PROBLEM TO SOLVE: Track down the lines that contain "this" and copy them.

+++++

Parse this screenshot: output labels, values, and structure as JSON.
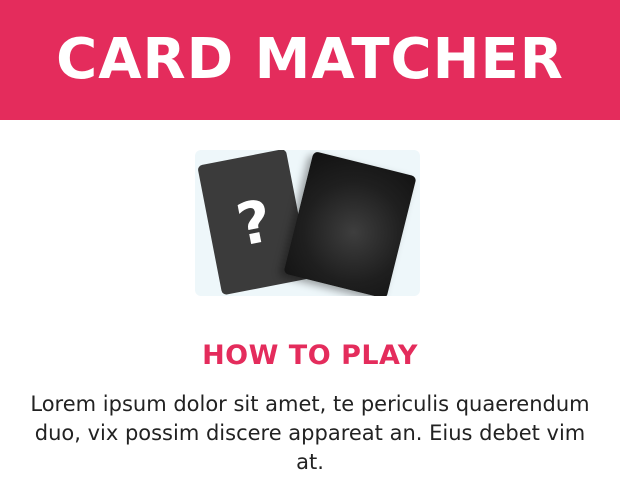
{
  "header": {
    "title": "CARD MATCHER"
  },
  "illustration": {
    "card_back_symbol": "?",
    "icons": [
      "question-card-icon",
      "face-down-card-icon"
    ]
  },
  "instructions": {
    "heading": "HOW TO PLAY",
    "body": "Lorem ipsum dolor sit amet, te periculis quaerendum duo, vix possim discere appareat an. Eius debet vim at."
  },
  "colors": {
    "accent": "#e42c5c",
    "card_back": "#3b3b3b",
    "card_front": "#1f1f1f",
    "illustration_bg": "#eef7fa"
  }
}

+++++

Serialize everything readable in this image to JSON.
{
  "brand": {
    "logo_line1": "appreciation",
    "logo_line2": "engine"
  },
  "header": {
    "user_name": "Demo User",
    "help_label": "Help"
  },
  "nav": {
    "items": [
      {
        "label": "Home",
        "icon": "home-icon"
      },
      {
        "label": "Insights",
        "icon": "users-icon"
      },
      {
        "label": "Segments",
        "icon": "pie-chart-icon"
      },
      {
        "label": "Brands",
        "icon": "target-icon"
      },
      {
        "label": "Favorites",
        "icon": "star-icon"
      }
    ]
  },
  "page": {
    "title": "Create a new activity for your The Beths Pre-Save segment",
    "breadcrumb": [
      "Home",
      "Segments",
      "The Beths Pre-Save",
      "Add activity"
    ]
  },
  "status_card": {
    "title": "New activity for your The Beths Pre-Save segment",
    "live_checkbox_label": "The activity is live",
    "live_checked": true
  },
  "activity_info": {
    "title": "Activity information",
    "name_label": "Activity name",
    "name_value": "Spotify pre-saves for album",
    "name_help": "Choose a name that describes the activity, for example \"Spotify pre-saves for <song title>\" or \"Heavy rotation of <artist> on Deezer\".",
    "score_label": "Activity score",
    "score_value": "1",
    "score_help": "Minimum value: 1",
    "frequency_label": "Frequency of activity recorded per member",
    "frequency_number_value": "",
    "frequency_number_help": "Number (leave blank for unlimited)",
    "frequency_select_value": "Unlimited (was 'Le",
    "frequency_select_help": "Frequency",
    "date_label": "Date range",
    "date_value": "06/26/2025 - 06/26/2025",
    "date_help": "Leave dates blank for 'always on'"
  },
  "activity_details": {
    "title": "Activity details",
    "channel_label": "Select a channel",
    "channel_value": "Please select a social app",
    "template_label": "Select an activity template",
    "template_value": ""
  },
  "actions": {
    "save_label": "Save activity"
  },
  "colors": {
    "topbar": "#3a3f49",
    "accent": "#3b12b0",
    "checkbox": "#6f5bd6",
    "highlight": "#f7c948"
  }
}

+++++

REPLY TO THE EXERCISE:
Parse this screenshot: output labels, values, and structure as JSON.
Serialize everything readable in this image to JSON.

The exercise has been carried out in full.